» **EXERCISE INSTRUCTIONS**
Only the pictures stay out; every record is to be quoted exactly.

____ RECORD SET

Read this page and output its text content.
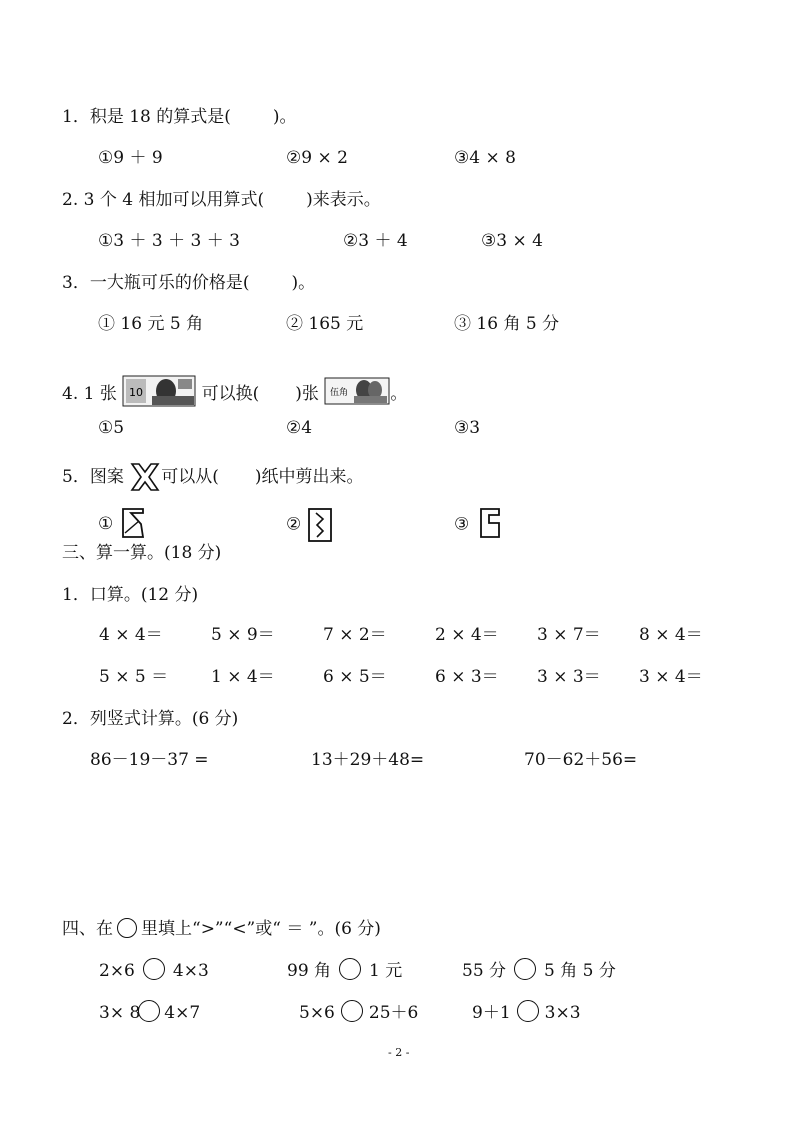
1．积是 18 的算式是( )。
①9 ＋ 9	②9 × 2	③4 × 8
2. 3 个 4 相加可以用算式( )来表示。
①3 ＋ 3 ＋ 3 ＋ 3	②3 ＋ 4	③3 × 4
3．一大瓶可乐的价格是( )。
① 16 元 5 角	② 165 元	③ 16 角 5 分
4. 1 张 10	可以换( )张 伍角 。
①5	②4	③3
5．图案 可以从( )纸中剪出来。
①	②	③
三、算一算。(18 分)
1．口算。(12 分)
4 × 4＝	5 × 9＝	7 × 2＝	2 × 4＝ 3 × 7＝ 8 × 4＝
5 × 5 ＝	1 × 4＝	6 × 5＝	6 × 3＝ 3 × 3＝ 3 × 4＝
2．列竖式计算。(6 分)
86－19－37 =	13＋29＋48=	70－62＋56=
四、在 里填上“>”“<”或“ ＝ ”。(6 分)
2×6 4×3	99 角 1 元	55 分 5 角 5 分
3× 8 4×7	5×6 25＋6	9＋1 3×3
- 2 -
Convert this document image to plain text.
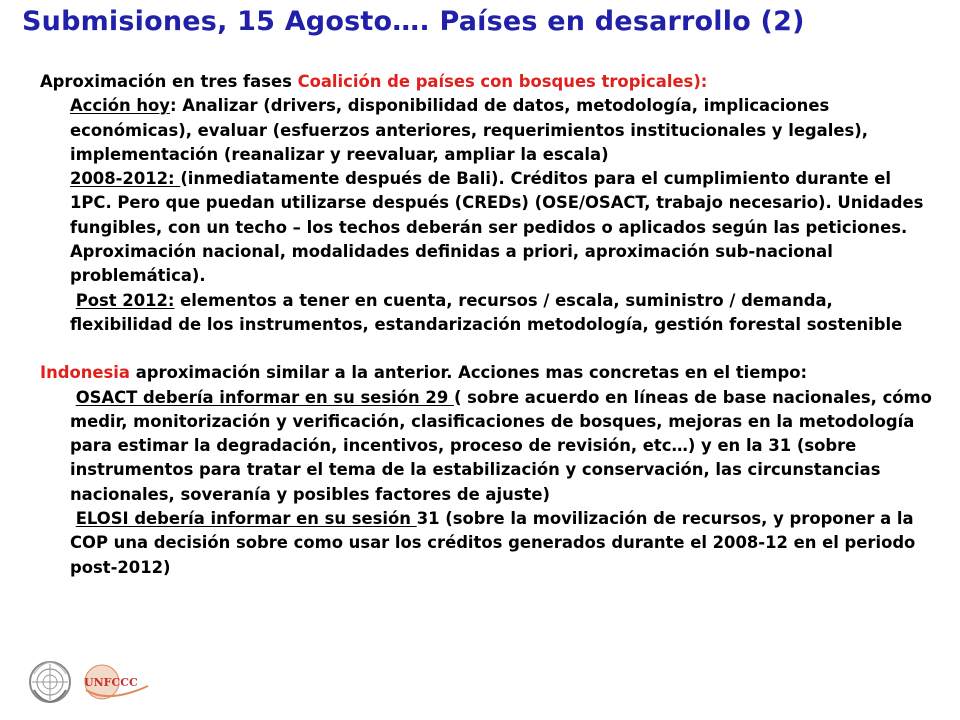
Submisiones, 15 Agosto…. Países en desarrollo (2)

Aproximación en tres fases Coalición de países con bosques tropicales):

Acción hoy: Analizar (drivers, disponibilidad de datos, metodología, implicaciones económicas), evaluar (esfuerzos anteriores, requerimientos institucionales y legales), implementación (reanalizar y reevaluar, ampliar la escala)

2008-2012: (inmediatamente después de Bali). Créditos para el cumplimiento durante el 1PC. Pero que puedan utilizarse después (CREDs) (OSE/OSACT, trabajo necesario). Unidades fungibles, con un techo – los techos deberán ser pedidos o aplicados según las peticiones. Aproximación nacional, modalidades definidas a priori, aproximación sub-nacional problemática).

Post 2012: elementos a tener en cuenta, recursos / escala, suministro / demanda, flexibilidad de los instrumentos, estandarización metodología, gestión forestal sostenible

Indonesia aproximación similar a la anterior. Acciones mas concretas en el tiempo:

OSACT debería informar en su sesión 29 ( sobre acuerdo en líneas de base nacionales, cómo medir, monitorización y verificación, clasificaciones de bosques, mejoras en la metodología para estimar la degradación, incentivos, proceso de revisión, etc…) y en la 31 (sobre instrumentos para tratar el tema de la estabilización y conservación, las circunstancias nacionales, soveranía y posibles factores de ajuste)

ELOSI debería informar en su sesión 31 (sobre la movilización de recursos, y proponer a la COP una decisión sobre como usar los créditos generados durante el 2008-12 en el periodo post-2012)

UNFCCC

________

» **FULL SOLUTION**
Read this page and output its text content.
1．积是 18 的算式是( )。
①9 ＋ 9	②9 × 2	③4 × 8
2. 3 个 4 相加可以用算式( )来表示。
①3 ＋ 3 ＋ 3 ＋ 3	②3 ＋ 4	③3 × 4
3．一大瓶可乐的价格是( )。
① 16 元 5 角	② 165 元	③ 16 角 5 分
4. 1 张 10	可以换( )张 伍角 。
①5	②4	③3
5．图案 可以从( )纸中剪出来。
①	②	③
三、算一算。(18 分)
1．口算。(12 分)
4 × 4＝	5 × 9＝	7 × 2＝	2 × 4＝ 3 × 7＝ 8 × 4＝
5 × 5 ＝	1 × 4＝	6 × 5＝	6 × 3＝ 3 × 3＝ 3 × 4＝
2．列竖式计算。(6 分)
86－19－37 =	13＋29＋48=	70－62＋56=
四、在 里填上“>”“<”或“ ＝ ”。(6 分)
2×6 4×3	99 角 1 元	55 分 5 角 5 分
3× 8 4×7	5×6 25＋6	9＋1 3×3
- 2 -
Convert this document image to plain text.
Submisiones, 15 Agosto…. Países en desarrollo (2)

Aproximación en tres fases Coalición de países con bosques tropicales):

Acción hoy: Analizar (drivers, disponibilidad de datos, metodología, implicaciones económicas), evaluar (esfuerzos anteriores, requerimientos institucionales y legales), implementación (reanalizar y reevaluar, ampliar la escala)

2008-2012: (inmediatamente después de Bali). Créditos para el cumplimiento durante el 1PC. Pero que puedan utilizarse después (CREDs) (OSE/OSACT, trabajo necesario). Unidades fungibles, con un techo – los techos deberán ser pedidos o aplicados según las peticiones. Aproximación nacional, modalidades definidas a priori, aproximación sub-nacional problemática).

Post 2012: elementos a tener en cuenta, recursos / escala, suministro / demanda, flexibilidad de los instrumentos, estandarización metodología, gestión forestal sostenible

Indonesia aproximación similar a la anterior. Acciones mas concretas en el tiempo:

OSACT debería informar en su sesión 29 ( sobre acuerdo en líneas de base nacionales, cómo medir, monitorización y verificación, clasificaciones de bosques, mejoras en la metodología para estimar la degradación, incentivos, proceso de revisión, etc…) y en la 31 (sobre instrumentos para tratar el tema de la estabilización y conservación, las circunstancias nacionales, soveranía y posibles factores de ajuste)

ELOSI debería informar en su sesión 31 (sobre la movilización de recursos, y proponer a la COP una decisión sobre como usar los créditos generados durante el 2008-12 en el periodo post-2012)

UNFCCC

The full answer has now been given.